-- Written instruction --
Do not copy the pictures; transcribe all other material exactly.

***** Data supplied

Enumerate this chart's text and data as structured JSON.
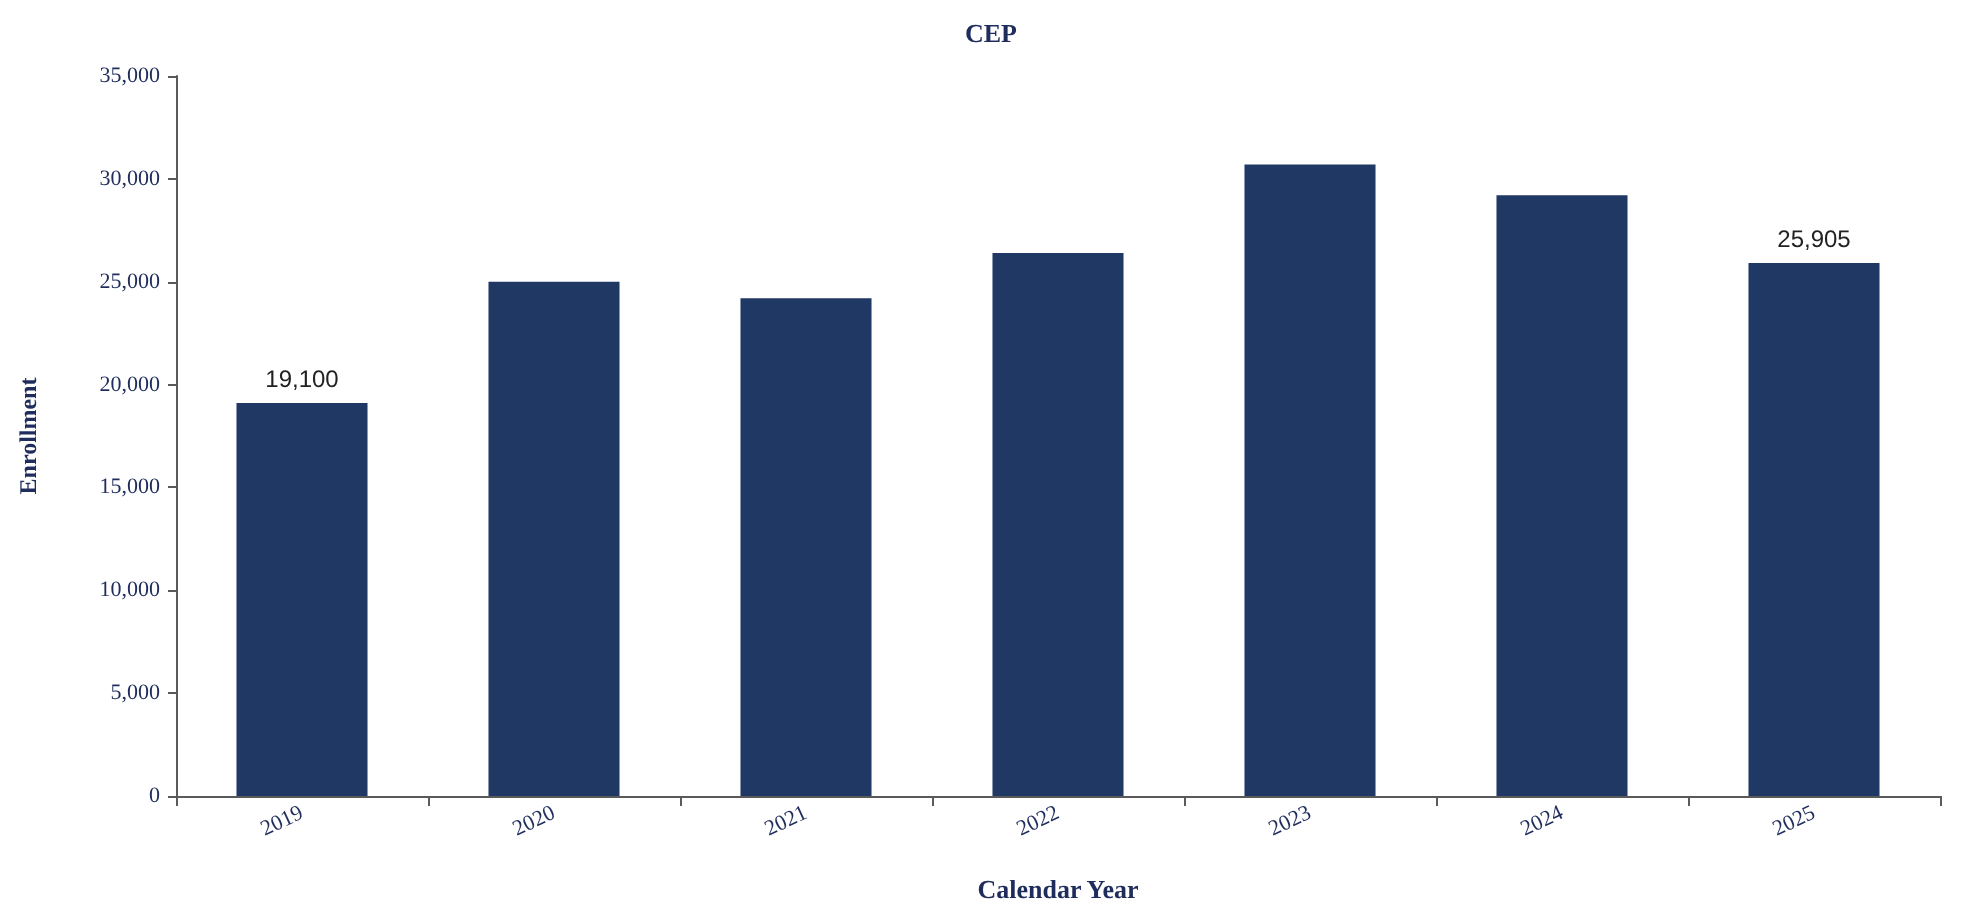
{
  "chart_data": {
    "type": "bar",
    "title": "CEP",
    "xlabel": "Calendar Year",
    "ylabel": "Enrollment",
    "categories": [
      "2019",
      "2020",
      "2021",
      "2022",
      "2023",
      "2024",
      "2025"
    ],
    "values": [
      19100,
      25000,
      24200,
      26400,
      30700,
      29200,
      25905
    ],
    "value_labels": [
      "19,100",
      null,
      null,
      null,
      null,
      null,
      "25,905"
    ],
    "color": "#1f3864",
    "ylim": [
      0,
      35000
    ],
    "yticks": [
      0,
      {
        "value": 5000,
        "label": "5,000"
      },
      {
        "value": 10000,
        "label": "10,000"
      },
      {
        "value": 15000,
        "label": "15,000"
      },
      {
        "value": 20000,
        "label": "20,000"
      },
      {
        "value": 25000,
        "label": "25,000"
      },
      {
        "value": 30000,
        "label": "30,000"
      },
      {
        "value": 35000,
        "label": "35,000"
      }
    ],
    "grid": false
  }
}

**********

-- Correct output --
Enumerate this chart's text and data as structured JSON.
{
  "chart_data": {
    "type": "bar",
    "title": "CEP",
    "xlabel": "Calendar Year",
    "ylabel": "Enrollment",
    "categories": [
      "2019",
      "2020",
      "2021",
      "2022",
      "2023",
      "2024",
      "2025"
    ],
    "values": [
      19100,
      25000,
      24200,
      26400,
      30700,
      29200,
      25905
    ],
    "value_labels": [
      "19,100",
      null,
      null,
      null,
      null,
      null,
      "25,905"
    ],
    "color": "#1f3864",
    "ylim": [
      0,
      35000
    ],
    "yticks": [
      0,
      {
        "value": 5000,
        "label": "5,000"
      },
      {
        "value": 10000,
        "label": "10,000"
      },
      {
        "value": 15000,
        "label": "15,000"
      },
      {
        "value": 20000,
        "label": "20,000"
      },
      {
        "value": 25000,
        "label": "25,000"
      },
      {
        "value": 30000,
        "label": "30,000"
      },
      {
        "value": 35000,
        "label": "35,000"
      }
    ],
    "grid": false
  }
}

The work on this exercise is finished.